> **Recorded information**:
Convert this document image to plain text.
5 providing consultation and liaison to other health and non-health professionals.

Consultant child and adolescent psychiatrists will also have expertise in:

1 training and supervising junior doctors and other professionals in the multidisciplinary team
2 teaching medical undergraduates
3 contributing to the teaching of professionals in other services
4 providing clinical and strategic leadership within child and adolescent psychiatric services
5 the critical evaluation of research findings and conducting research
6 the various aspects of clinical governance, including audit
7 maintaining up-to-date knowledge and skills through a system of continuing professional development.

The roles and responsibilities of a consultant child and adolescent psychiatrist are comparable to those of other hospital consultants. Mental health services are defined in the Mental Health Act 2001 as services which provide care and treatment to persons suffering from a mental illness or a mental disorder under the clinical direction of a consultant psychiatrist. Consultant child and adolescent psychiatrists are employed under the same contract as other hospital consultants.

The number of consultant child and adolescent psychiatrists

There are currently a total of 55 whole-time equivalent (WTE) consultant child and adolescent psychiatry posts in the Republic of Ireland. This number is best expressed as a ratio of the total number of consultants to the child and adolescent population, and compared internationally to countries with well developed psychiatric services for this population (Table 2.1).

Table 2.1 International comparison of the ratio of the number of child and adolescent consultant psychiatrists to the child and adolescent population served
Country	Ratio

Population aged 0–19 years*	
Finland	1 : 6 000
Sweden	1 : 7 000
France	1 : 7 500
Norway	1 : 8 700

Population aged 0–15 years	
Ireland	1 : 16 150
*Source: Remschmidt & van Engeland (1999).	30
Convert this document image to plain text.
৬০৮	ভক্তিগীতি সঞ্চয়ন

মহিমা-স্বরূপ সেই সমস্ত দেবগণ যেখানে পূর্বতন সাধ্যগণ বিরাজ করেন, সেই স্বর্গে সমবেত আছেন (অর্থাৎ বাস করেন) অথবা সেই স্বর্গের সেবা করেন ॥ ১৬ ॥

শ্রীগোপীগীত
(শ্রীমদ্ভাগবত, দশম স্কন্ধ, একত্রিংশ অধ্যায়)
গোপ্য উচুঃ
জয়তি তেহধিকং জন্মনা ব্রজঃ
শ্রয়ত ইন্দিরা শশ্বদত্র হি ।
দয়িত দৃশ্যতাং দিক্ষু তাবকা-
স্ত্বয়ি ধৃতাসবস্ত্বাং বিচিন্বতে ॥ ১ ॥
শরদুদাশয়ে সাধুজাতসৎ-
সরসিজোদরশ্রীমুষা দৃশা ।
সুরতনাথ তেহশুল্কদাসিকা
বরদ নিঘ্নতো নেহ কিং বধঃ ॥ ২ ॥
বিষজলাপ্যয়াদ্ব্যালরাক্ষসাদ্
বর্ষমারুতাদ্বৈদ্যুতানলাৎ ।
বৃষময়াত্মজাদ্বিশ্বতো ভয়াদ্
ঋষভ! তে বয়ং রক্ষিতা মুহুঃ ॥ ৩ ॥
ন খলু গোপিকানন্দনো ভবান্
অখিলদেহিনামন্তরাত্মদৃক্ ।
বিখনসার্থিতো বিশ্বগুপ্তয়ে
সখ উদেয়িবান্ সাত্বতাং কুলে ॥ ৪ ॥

> **Description of the task**:
Find the lines containing "Table" and list every one of them.

> **Answer for the task**:
There are currently a total of 55 whole-time equivalent (WTE) consultant child and adolescent psychiatry posts in the Republic of Ireland. This number is best expressed as a ratio of the total number of consultants to the child and adolescent population, and compared internationally to countries with well developed psychiatric services for this population (Table 2.1).
Table 2.1 International comparison of the ratio of the number of child and adolescent consultant psychiatrists to the child and adolescent population served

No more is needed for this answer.